▸ Exercise: Please convert the lines below, starting at the line that contains "table-cell: 100 bbox=[828, 359, 870, 388]" and ending at the line that contains "table-cell: 100 bbox=[583, 191, 626, 220]", into a JSON list of strings with one string per line, leaving out any blank lines.

-*-

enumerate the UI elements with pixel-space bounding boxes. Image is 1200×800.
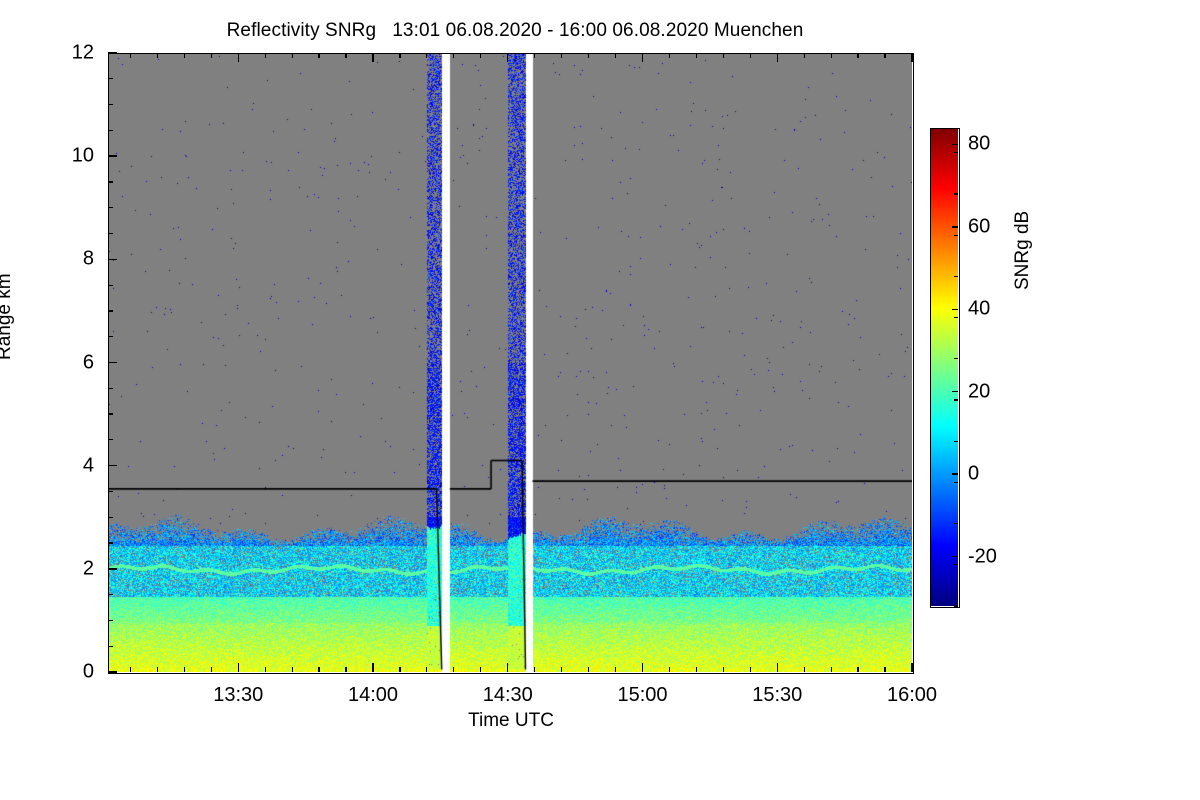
x-tick-label: 15:30: [752, 684, 803, 706]
colorbar-tick-label: -20: [968, 545, 997, 568]
x-tick-label: 13:30: [213, 684, 264, 706]
colorbar-tick-label: 60: [968, 215, 991, 238]
y-tick-label: 4: [82, 454, 94, 477]
colorbar-tick-label: 40: [968, 297, 991, 320]
y-tick-label: 6: [82, 351, 94, 373]
x-tick-label: 14:00: [347, 684, 399, 706]
y-tick-label: 12: [71, 41, 94, 64]
y-tick-label: 10: [71, 144, 94, 167]
chart-title: Reflectivity SNRg 13:01 06.08.2020 - 16:…: [226, 20, 804, 41]
colorbar: [930, 128, 958, 606]
y-tick-label: 0: [82, 660, 94, 683]
x-tick-label: 15:00: [617, 684, 668, 706]
colorbar-tick-label: 20: [968, 380, 991, 403]
colorbar-tick-label: 80: [968, 132, 991, 155]
y-tick-label: 8: [82, 247, 94, 270]
y-tick-label: 2: [82, 557, 94, 580]
colorbar-tick-label: 0: [968, 462, 980, 485]
reflectivity-heatmap-canvas: [108, 53, 912, 672]
x-tick-label: 14:30: [482, 684, 533, 706]
y-axis-title: Range km: [0, 273, 15, 360]
colorbar-gradient-canvas: [930, 128, 958, 606]
heatmap-plot-area: [108, 53, 912, 672]
x-tick-label: 16:00: [886, 684, 938, 706]
colorbar-title: SNRg dB: [1012, 210, 1033, 290]
x-axis-title: Time UTC: [468, 710, 554, 731]
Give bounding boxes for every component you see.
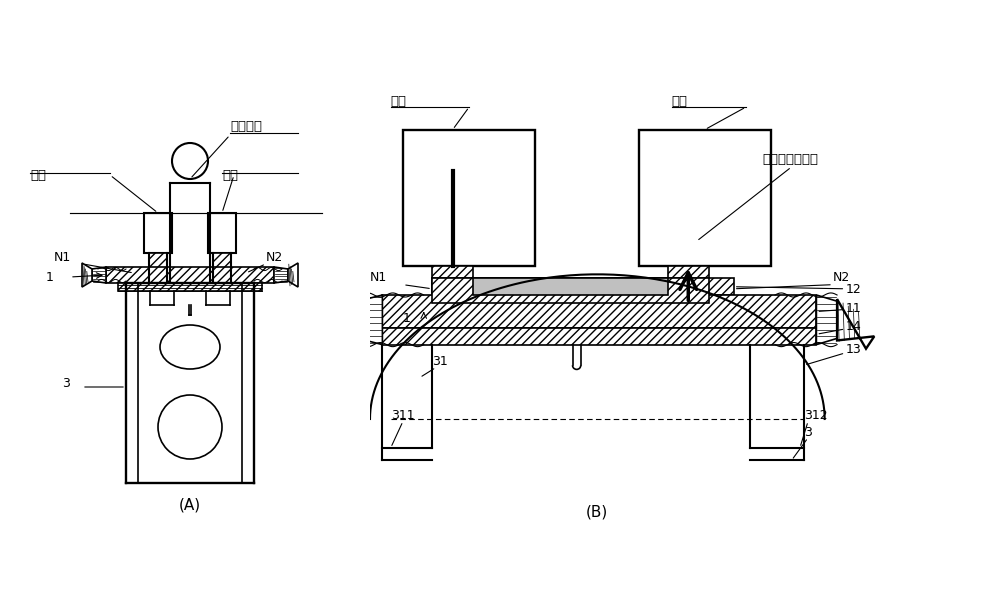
- Bar: [473, 278, 668, 295]
- Bar: [208, 213, 236, 253]
- Text: N2: N2: [833, 271, 850, 284]
- Text: 电极: 电极: [391, 95, 407, 108]
- Text: 3: 3: [62, 377, 70, 390]
- Bar: [382, 295, 816, 328]
- Bar: [639, 130, 771, 266]
- Polygon shape: [320, 299, 358, 349]
- Bar: [432, 278, 734, 295]
- Text: 1: 1: [403, 312, 411, 325]
- Text: N1: N1: [370, 271, 387, 284]
- Text: 电极: 电极: [222, 169, 238, 182]
- Bar: [432, 278, 709, 303]
- Polygon shape: [92, 267, 106, 283]
- Text: 焊接电流的流动: 焊接电流的流动: [763, 153, 819, 166]
- Text: 311: 311: [391, 409, 414, 422]
- Bar: [432, 266, 473, 303]
- Text: 3: 3: [804, 425, 812, 438]
- Text: (B): (B): [586, 504, 608, 519]
- Polygon shape: [837, 299, 874, 349]
- Bar: [144, 213, 172, 253]
- Polygon shape: [274, 267, 288, 283]
- Text: 12: 12: [845, 283, 861, 296]
- Text: N2: N2: [266, 251, 283, 264]
- Bar: [118, 283, 262, 291]
- Text: 31: 31: [432, 355, 448, 368]
- Bar: [149, 253, 167, 283]
- Text: 焊接电源: 焊接电源: [230, 120, 262, 133]
- Polygon shape: [82, 263, 92, 287]
- Bar: [106, 267, 274, 283]
- Text: 电极: 电极: [30, 169, 46, 182]
- Bar: [213, 253, 231, 283]
- Text: 电极: 电极: [672, 95, 688, 108]
- Text: 11: 11: [845, 301, 861, 314]
- Polygon shape: [358, 295, 382, 345]
- Text: 312: 312: [804, 409, 828, 422]
- Text: 14: 14: [845, 320, 861, 333]
- Bar: [403, 130, 535, 266]
- Text: (A): (A): [179, 497, 201, 512]
- Bar: [382, 328, 816, 345]
- Text: 13: 13: [845, 343, 861, 356]
- Polygon shape: [816, 295, 837, 345]
- Bar: [668, 266, 709, 303]
- Text: N1: N1: [54, 251, 71, 264]
- Polygon shape: [288, 263, 298, 287]
- Text: 1: 1: [46, 271, 54, 284]
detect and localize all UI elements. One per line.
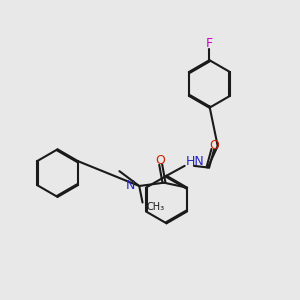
Text: CH₃: CH₃ <box>146 202 165 212</box>
Text: O: O <box>209 139 219 152</box>
Text: N: N <box>126 179 135 193</box>
Text: F: F <box>206 37 213 50</box>
Text: O: O <box>156 154 166 167</box>
Text: HN: HN <box>186 155 205 168</box>
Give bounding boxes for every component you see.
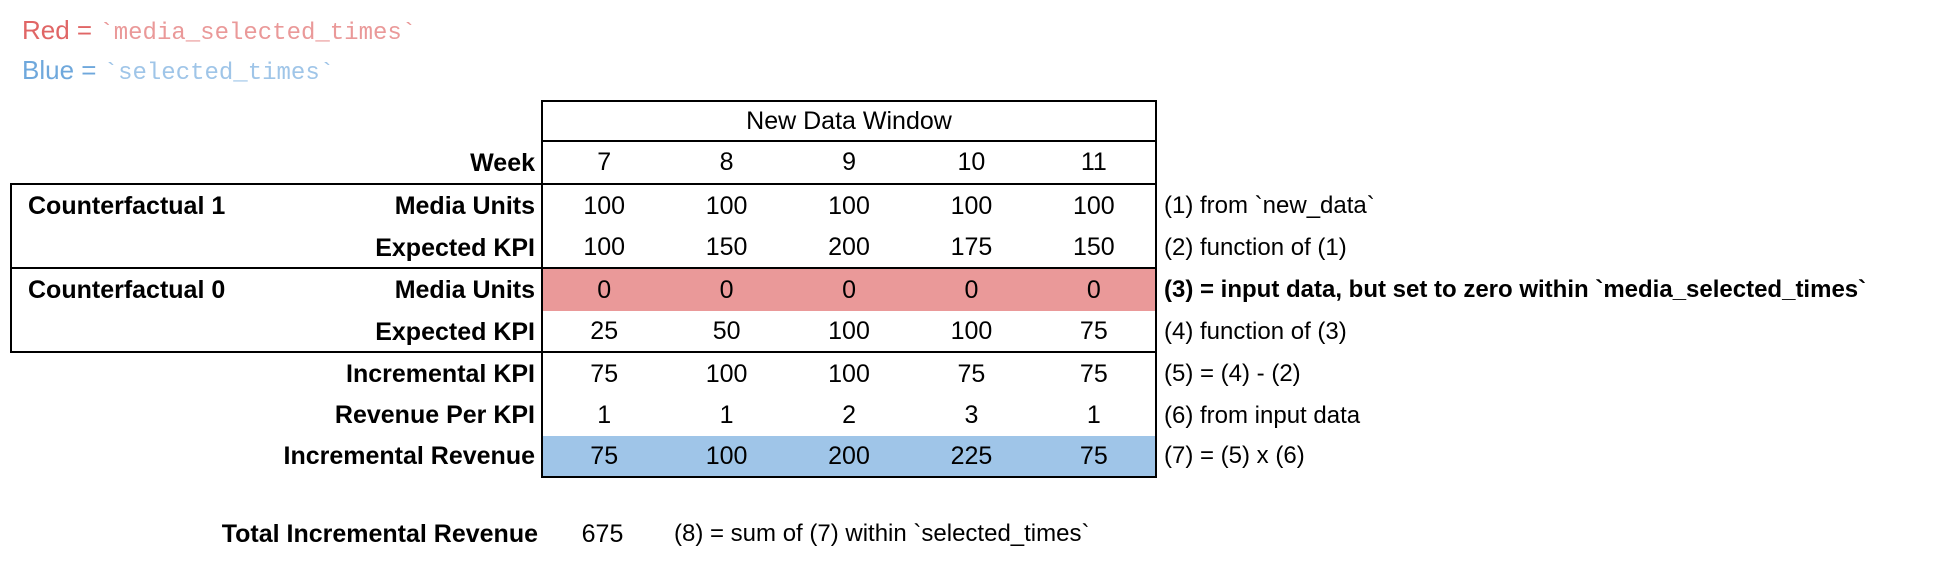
table-cell: 100 bbox=[828, 359, 870, 388]
table-cell: 225 bbox=[950, 441, 993, 470]
row-label-expected-kpi-cf0: Expected KPI bbox=[375, 318, 535, 346]
table-cell: 100 bbox=[583, 232, 626, 261]
table-cell: 100 bbox=[1072, 191, 1115, 220]
table-cell: 200 bbox=[828, 441, 870, 470]
legend-red-name: Red bbox=[22, 15, 70, 45]
data-table: New Data Window 7 8 9 10 11 100 100 100 … bbox=[541, 100, 1157, 478]
row-label-media-units-cf1: Media Units bbox=[394, 192, 535, 220]
legend-red-line: Red = `media_selected_times` bbox=[22, 10, 416, 50]
week-cell: 9 bbox=[842, 148, 856, 176]
counterfactual-group-divider bbox=[10, 267, 541, 269]
table-cell: 3 bbox=[964, 401, 979, 429]
group-label-counterfactual-0: Counterfactual 0 bbox=[28, 276, 226, 304]
week-cell: 10 bbox=[957, 148, 986, 176]
table-cell: 0 bbox=[1086, 275, 1101, 304]
table-cell: 100 bbox=[950, 316, 993, 345]
annotation-2: (2) function of (1) bbox=[1164, 234, 1347, 261]
table-cell: 50 bbox=[712, 316, 741, 345]
table-cell: 75 bbox=[1079, 441, 1108, 470]
legend-blue-name: Blue bbox=[22, 55, 75, 85]
table-cell: 100 bbox=[705, 191, 748, 220]
row-media-units-cf1: 100 100 100 100 100 bbox=[543, 185, 1155, 227]
week-row-label: Week bbox=[470, 149, 535, 177]
table-cell: 75 bbox=[1079, 359, 1108, 388]
table-cell: 0 bbox=[597, 275, 612, 304]
week-number-row: 7 8 9 10 11 bbox=[543, 142, 1155, 185]
table-cell: 25 bbox=[590, 316, 619, 345]
week-cell: 7 bbox=[597, 148, 612, 176]
annotation-5: (5) = (4) - (2) bbox=[1164, 360, 1301, 387]
table-cell: 0 bbox=[842, 275, 856, 304]
week-cell: 8 bbox=[719, 148, 734, 176]
table-cell: 100 bbox=[828, 191, 870, 220]
table-cell: 100 bbox=[583, 191, 626, 220]
color-legend: Red = `media_selected_times` Blue = `sel… bbox=[22, 10, 416, 90]
table-cell: 75 bbox=[590, 441, 619, 470]
row-label-incremental-revenue: Incremental Revenue bbox=[283, 442, 536, 470]
table-cell: 100 bbox=[828, 316, 870, 345]
legend-red-code: `media_selected_times` bbox=[99, 20, 417, 47]
table-cell: 2 bbox=[842, 401, 856, 429]
row-incremental-revenue-highlight-blue: 75 100 200 225 75 bbox=[543, 436, 1155, 476]
week-cell: 11 bbox=[1080, 148, 1107, 176]
row-expected-kpi-cf1: 100 150 200 175 150 bbox=[543, 227, 1155, 269]
row-label-media-units-cf0: Media Units bbox=[394, 276, 535, 304]
table-cell: 200 bbox=[828, 232, 870, 261]
table-cell: 0 bbox=[719, 275, 734, 304]
table-cell: 75 bbox=[590, 359, 619, 388]
table-cell: 75 bbox=[1079, 316, 1108, 345]
annotation-4: (4) function of (3) bbox=[1164, 318, 1347, 345]
table-cell: 150 bbox=[705, 232, 748, 261]
row-incremental-kpi: 75 100 100 75 75 bbox=[543, 353, 1155, 395]
row-label-revenue-per-kpi: Revenue Per KPI bbox=[334, 401, 535, 429]
table-cell: 1 bbox=[1086, 401, 1101, 429]
row-media-units-cf0-highlight-red: 0 0 0 0 0 bbox=[543, 269, 1155, 311]
legend-blue-equals: = bbox=[74, 55, 104, 85]
annotation-7: (7) = (5) x (6) bbox=[1164, 442, 1305, 469]
group-label-counterfactual-1: Counterfactual 1 bbox=[28, 192, 226, 220]
table-cell: 1 bbox=[719, 401, 734, 429]
legend-blue-code: `selected_times` bbox=[103, 60, 335, 87]
legend-red-equals: = bbox=[69, 15, 100, 45]
annotation-6: (6) from input data bbox=[1164, 402, 1361, 429]
table-cell: 100 bbox=[950, 191, 993, 220]
table-cell: 0 bbox=[964, 275, 979, 304]
new-data-window-header: New Data Window bbox=[543, 102, 1155, 142]
row-label-expected-kpi-cf1: Expected KPI bbox=[375, 234, 535, 262]
table-cell: 100 bbox=[705, 359, 748, 388]
row-expected-kpi-cf0: 25 50 100 100 75 bbox=[543, 311, 1155, 353]
total-incremental-revenue-value: 675 bbox=[581, 520, 624, 548]
table-cell: 1 bbox=[597, 401, 612, 429]
table-cell: 150 bbox=[1072, 232, 1115, 261]
total-incremental-revenue-label: Total Incremental Revenue bbox=[221, 520, 538, 548]
annotation-1: (1) from `new_data` bbox=[1164, 192, 1375, 219]
legend-blue-line: Blue = `selected_times` bbox=[22, 50, 416, 90]
annotation-3: (3) = input data, but set to zero within… bbox=[1164, 276, 1867, 303]
table-cell: 175 bbox=[950, 232, 993, 261]
annotation-8: (8) = sum of (7) within `selected_times` bbox=[674, 520, 1090, 547]
table-cell: 75 bbox=[957, 359, 986, 388]
row-revenue-per-kpi: 1 1 2 3 1 bbox=[543, 395, 1155, 436]
row-label-incremental-kpi: Incremental KPI bbox=[346, 360, 535, 388]
table-cell: 100 bbox=[705, 441, 748, 470]
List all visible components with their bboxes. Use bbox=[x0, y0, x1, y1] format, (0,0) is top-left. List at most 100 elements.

-*-

▸ Answer to this problem:
[
  "table-cell: 100 bbox=[828, 359, 870, 388]",
  "table-cell: 225 bbox=[950, 441, 993, 470]",
  "row-label-expected-kpi-cf0: Expected KPI bbox=[375, 318, 535, 346]",
  "table-cell: 100 bbox=[583, 232, 626, 261]",
  "table-cell: 100 bbox=[1072, 191, 1115, 220]",
  "table-cell: 200 bbox=[828, 441, 870, 470]",
  "legend-red-name: Red bbox=[22, 15, 70, 45]",
  "data-table: New Data Window 7 8 9 10 11 100 100 100 … bbox=[541, 100, 1157, 478]",
  "row-label-media-units-cf1: Media Units bbox=[394, 192, 535, 220]",
  "legend-red-line: Red = `media_selected_times` bbox=[22, 10, 416, 50]",
  "week-cell: 9 bbox=[842, 148, 856, 176]",
  "counterfactual-group-divider bbox=[10, 267, 541, 269]",
  "table-cell: 3 bbox=[964, 401, 979, 429]",
  "group-label-counterfactual-0: Counterfactual 0 bbox=[28, 276, 226, 304]",
  "week-cell: 10 bbox=[957, 148, 986, 176]",
  "table-cell: 0 bbox=[1086, 275, 1101, 304]",
  "table-cell: 100 bbox=[950, 316, 993, 345]",
  "annotation-2: (2) function of (1) bbox=[1164, 234, 1347, 261]",
  "table-cell: 50 bbox=[712, 316, 741, 345]",
  "table-cell: 75 bbox=[1079, 441, 1108, 470]",
  "legend-blue-name: Blue bbox=[22, 55, 75, 85]",
  "table-cell: 100 bbox=[705, 191, 748, 220]",
  "row-media-units-cf1: 100 100 100 100 100 bbox=[543, 185, 1155, 227]",
  "week-row-label: Week bbox=[470, 149, 535, 177]",
  "table-cell: 75 bbox=[1079, 359, 1108, 388]",
  "table-cell: 0 bbox=[597, 275, 612, 304]",
  "week-number-row: 7 8 9 10 11 bbox=[543, 142, 1155, 185]",
  "table-cell: 25 bbox=[590, 316, 619, 345]",
  "week-cell: 7 bbox=[597, 148, 612, 176]",
  "annotation-5: (5) = (4) - (2) bbox=[1164, 360, 1301, 387]",
  "table-cell: 0 bbox=[842, 275, 856, 304]",
  "week-cell: 8 bbox=[719, 148, 734, 176]",
  "table-cell: 100 bbox=[828, 191, 870, 220]",
  "table-cell: 100 bbox=[583, 191, 626, 220]"
]